- _Entries of transcribed document text_
+ + +
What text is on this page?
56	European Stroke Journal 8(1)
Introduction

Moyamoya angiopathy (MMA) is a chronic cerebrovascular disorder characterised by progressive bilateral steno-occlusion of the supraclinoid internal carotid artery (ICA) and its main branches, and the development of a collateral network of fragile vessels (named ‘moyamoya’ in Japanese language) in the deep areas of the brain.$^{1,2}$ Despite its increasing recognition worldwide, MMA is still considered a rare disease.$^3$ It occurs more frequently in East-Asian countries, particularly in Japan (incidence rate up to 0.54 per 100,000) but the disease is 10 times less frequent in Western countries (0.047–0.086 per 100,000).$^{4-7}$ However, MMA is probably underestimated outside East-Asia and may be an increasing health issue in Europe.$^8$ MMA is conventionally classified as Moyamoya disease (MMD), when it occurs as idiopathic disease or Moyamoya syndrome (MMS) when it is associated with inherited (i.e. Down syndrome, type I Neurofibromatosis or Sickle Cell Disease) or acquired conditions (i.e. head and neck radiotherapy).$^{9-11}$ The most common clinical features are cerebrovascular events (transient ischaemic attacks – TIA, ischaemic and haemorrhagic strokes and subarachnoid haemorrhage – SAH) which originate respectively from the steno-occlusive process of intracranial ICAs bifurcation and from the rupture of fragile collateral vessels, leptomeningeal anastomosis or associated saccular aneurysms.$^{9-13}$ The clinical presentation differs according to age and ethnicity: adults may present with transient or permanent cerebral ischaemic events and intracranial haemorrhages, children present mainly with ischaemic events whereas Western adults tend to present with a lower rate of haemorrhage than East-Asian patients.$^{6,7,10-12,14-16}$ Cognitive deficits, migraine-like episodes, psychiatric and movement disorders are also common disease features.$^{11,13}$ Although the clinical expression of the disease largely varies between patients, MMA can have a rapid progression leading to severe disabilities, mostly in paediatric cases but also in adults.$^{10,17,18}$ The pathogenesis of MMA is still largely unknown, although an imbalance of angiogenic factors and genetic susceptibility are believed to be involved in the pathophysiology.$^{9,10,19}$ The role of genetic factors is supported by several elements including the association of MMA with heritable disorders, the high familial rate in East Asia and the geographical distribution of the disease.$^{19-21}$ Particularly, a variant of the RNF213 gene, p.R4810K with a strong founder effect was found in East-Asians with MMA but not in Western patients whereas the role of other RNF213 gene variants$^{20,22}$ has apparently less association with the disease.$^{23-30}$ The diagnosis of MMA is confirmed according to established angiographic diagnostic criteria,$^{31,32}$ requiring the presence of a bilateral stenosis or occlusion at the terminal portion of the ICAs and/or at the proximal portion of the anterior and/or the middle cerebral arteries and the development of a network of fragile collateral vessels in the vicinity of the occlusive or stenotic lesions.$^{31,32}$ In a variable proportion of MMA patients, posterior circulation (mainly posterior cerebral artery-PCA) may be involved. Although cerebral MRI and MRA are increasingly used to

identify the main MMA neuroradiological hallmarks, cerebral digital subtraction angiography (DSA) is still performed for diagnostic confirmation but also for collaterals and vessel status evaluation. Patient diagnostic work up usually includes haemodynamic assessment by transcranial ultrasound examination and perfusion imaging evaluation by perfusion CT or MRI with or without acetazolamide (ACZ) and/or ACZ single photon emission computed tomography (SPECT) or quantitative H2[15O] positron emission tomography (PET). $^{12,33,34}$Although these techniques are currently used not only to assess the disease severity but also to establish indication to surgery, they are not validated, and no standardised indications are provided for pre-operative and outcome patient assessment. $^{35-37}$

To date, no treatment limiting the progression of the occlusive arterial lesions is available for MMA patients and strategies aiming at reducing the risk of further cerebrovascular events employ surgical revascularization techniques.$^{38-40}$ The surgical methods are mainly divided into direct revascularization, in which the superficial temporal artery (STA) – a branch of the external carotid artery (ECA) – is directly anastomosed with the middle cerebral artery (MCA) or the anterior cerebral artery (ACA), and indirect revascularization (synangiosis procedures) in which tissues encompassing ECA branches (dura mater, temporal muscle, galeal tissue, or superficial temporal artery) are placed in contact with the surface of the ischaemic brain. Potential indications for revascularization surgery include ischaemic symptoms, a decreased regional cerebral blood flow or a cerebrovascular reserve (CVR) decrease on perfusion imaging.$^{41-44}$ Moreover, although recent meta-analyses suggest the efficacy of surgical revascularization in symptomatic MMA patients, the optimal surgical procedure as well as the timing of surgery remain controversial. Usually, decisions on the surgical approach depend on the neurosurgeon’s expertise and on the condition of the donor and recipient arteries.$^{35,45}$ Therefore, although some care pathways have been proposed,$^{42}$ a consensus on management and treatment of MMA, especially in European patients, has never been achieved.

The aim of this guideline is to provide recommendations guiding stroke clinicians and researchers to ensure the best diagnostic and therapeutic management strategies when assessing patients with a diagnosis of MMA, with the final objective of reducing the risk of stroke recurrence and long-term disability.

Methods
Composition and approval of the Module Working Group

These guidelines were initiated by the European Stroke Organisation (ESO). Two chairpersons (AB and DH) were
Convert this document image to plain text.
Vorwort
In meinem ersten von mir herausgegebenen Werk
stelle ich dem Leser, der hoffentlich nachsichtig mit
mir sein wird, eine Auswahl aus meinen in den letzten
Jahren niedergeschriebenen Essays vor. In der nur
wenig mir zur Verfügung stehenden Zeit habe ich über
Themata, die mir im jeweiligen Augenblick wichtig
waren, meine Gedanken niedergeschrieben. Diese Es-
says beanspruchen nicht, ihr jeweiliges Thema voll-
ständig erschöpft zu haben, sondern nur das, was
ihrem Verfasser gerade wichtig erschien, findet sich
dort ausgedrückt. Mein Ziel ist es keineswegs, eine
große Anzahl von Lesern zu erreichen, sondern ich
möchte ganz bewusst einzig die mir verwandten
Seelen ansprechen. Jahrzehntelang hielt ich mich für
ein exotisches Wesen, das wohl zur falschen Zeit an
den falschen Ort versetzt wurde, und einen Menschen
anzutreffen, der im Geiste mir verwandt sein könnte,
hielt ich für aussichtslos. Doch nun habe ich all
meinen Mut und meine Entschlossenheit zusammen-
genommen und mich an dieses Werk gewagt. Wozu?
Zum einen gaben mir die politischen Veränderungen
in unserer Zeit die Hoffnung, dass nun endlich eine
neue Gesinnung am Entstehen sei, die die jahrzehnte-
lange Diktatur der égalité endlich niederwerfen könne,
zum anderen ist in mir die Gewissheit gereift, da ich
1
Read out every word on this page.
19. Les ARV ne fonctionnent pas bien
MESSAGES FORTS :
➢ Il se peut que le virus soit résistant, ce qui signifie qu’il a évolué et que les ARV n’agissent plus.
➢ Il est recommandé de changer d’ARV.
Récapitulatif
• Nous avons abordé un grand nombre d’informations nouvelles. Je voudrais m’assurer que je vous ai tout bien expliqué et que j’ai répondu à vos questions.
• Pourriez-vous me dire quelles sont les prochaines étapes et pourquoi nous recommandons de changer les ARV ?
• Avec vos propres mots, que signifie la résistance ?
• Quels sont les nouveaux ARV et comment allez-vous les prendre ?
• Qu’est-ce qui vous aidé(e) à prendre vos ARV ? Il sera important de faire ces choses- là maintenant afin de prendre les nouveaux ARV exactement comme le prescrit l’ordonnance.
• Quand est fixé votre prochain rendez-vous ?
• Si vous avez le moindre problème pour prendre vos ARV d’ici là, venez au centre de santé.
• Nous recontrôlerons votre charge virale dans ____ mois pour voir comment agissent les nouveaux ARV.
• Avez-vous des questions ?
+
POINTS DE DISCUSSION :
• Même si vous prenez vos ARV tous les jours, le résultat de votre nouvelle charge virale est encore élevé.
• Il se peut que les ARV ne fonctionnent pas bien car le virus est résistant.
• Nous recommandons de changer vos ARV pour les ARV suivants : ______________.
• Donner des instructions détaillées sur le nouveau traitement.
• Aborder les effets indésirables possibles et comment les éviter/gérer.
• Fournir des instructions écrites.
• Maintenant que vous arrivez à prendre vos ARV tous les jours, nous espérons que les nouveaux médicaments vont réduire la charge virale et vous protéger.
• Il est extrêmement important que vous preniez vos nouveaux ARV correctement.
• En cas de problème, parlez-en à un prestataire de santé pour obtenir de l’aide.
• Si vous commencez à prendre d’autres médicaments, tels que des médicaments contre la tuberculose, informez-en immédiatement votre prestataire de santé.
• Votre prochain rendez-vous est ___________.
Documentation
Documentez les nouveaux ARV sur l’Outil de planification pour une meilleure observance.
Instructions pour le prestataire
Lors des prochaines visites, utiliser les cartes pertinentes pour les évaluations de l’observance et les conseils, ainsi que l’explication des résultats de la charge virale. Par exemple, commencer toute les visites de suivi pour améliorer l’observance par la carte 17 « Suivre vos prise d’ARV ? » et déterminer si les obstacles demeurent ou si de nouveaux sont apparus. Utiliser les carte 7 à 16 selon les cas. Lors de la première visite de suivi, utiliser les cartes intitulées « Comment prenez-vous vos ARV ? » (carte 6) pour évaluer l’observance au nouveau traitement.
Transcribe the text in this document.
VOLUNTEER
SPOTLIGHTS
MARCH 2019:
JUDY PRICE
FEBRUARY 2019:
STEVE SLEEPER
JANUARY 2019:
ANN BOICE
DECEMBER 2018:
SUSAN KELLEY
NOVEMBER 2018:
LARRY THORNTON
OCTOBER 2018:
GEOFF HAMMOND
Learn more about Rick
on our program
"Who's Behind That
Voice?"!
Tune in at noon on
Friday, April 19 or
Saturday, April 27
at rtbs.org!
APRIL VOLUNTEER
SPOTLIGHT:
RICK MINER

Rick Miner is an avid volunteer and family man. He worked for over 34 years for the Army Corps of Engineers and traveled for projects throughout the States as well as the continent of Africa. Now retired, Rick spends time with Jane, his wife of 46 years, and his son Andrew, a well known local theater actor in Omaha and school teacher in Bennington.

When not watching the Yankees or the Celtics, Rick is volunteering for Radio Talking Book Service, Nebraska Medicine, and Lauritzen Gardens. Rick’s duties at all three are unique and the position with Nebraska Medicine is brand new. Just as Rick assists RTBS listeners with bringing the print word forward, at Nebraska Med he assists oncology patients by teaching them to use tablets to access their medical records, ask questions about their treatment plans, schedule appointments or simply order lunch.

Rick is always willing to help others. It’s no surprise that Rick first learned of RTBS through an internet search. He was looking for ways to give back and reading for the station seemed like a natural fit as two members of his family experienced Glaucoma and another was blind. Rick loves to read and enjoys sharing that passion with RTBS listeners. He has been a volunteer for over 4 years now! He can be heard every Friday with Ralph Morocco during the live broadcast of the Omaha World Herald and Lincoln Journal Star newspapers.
+ + +
- _What is expected_
Among the lines of the data, identify those with the word "sein". Copy each of them.

- _Solution to this task_
mir sein wird, eine Auswahl aus meinen in den letzten
anzutreffen, der im Geiste mir verwandt sein könnte,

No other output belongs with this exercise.